-- DATA RECORDS start --
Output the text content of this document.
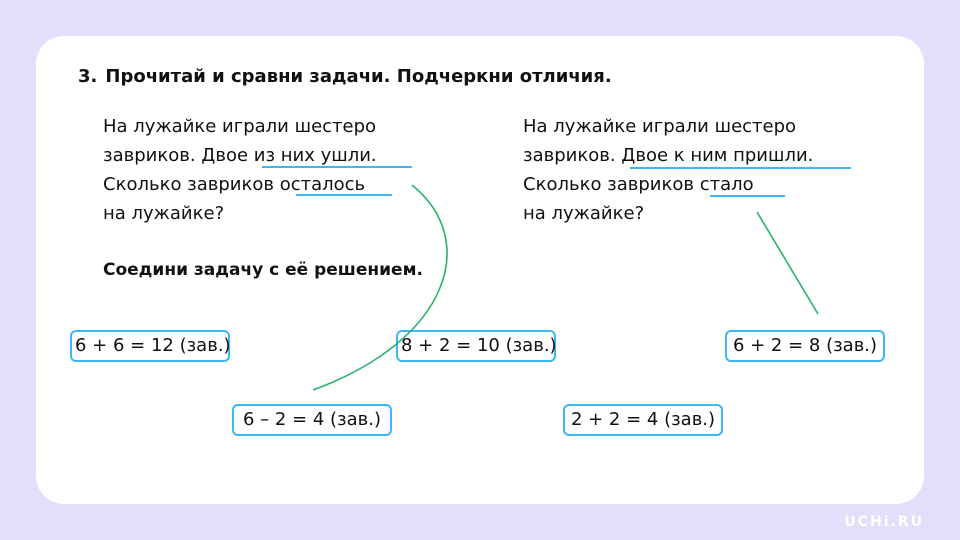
3. Прочитай и сравни задачи. Подчеркни отличия.
На лужайке играли шестеро
завриков. Двое из них ушли.
Сколько завриков осталось
на лужайке?
На лужайке играли шестеро
завриков. Двое к ним пришли.
Сколько завриков стало
на лужайке?
Соедини задачу с её решением.
6 + 6 = 12 (зав.)	8 + 2 = 10 (зав.)	6 + 2 = 8 (зав.)
6 – 2 = 4 (зав.)	2 + 2 = 4 (зав.)
UCHi.RU
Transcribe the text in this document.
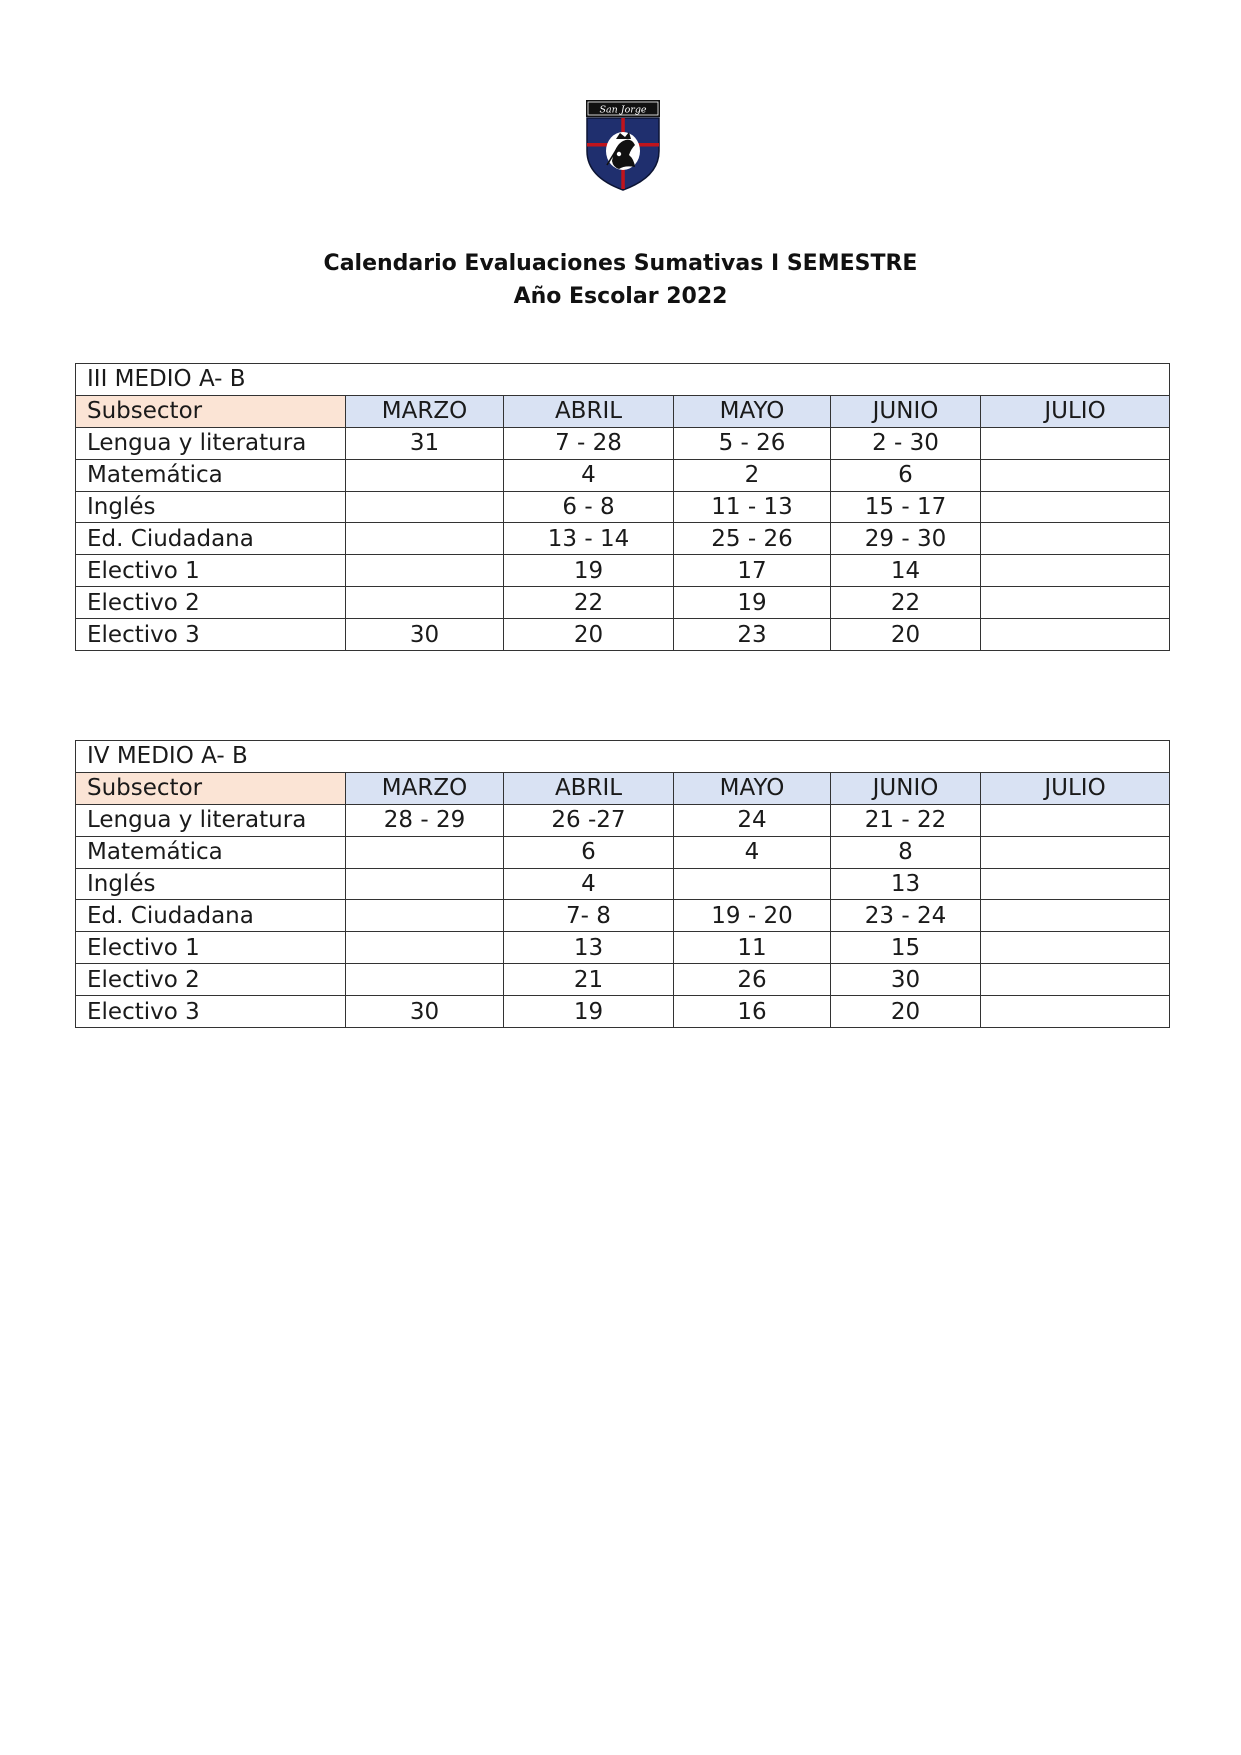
San Jorge
Calendario Evaluaciones Sumativas I SEMESTRE
Año Escolar 2022
III MEDIO A- B					
Subsector	MARZO	ABRIL	MAYO	JUNIO	JULIO
Lengua y literatura	31	7 - 28	5 - 26	2 - 30	
Matemática		4	2	6	
Inglés		6 - 8	11 - 13	15 - 17	
Ed. Ciudadana		13 - 14	25 - 26	29 - 30	
Electivo 1		19	17	14	
Electivo 2		22	19	22	
Electivo 3	30	20	23	20	
IV MEDIO A- B					
Subsector	MARZO	ABRIL	MAYO	JUNIO	JULIO
Lengua y literatura	28 - 29	26 -27	24	21 - 22	
Matemática		6	4	8	
Inglés		4		13	
Ed. Ciudadana		7- 8	19 - 20	23 - 24	
Electivo 1		13	11	15	
Electivo 2		21	26	30	
Electivo 3	30	19	16	20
-- DATA RECORDS end --
(TO DO)
Copy out every line of the material above exactly, skipping the pictures.

(TASK OUTPUT)
Output the text content of this document.
3. Прочитай и сравни задачи. Подчеркни отличия.
На лужайке играли шестеро
завриков. Двое из них ушли.
Сколько завриков осталось
на лужайке?
На лужайке играли шестеро
завриков. Двое к ним пришли.
Сколько завриков стало
на лужайке?
Соедини задачу с её решением.
6 + 6 = 12 (зав.)	8 + 2 = 10 (зав.)	6 + 2 = 8 (зав.)
6 – 2 = 4 (зав.)	2 + 2 = 4 (зав.)
UCHi.RU
Transcribe the text in this document.
San Jorge
Calendario Evaluaciones Sumativas I SEMESTRE
Año Escolar 2022
III MEDIO A- B					
Subsector	MARZO	ABRIL	MAYO	JUNIO	JULIO
Lengua y literatura	31	7 - 28	5 - 26	2 - 30	
Matemática		4	2	6	
Inglés		6 - 8	11 - 13	15 - 17	
Ed. Ciudadana		13 - 14	25 - 26	29 - 30	
Electivo 1		19	17	14	
Electivo 2		22	19	22	
Electivo 3	30	20	23	20	
IV MEDIO A- B					
Subsector	MARZO	ABRIL	MAYO	JUNIO	JULIO
Lengua y literatura	28 - 29	26 -27	24	21 - 22	
Matemática		6	4	8	
Inglés		4		13	
Ed. Ciudadana		7- 8	19 - 20	23 - 24	
Electivo 1		13	11	15	
Electivo 2		21	26	30	
Electivo 3	30	19	16	20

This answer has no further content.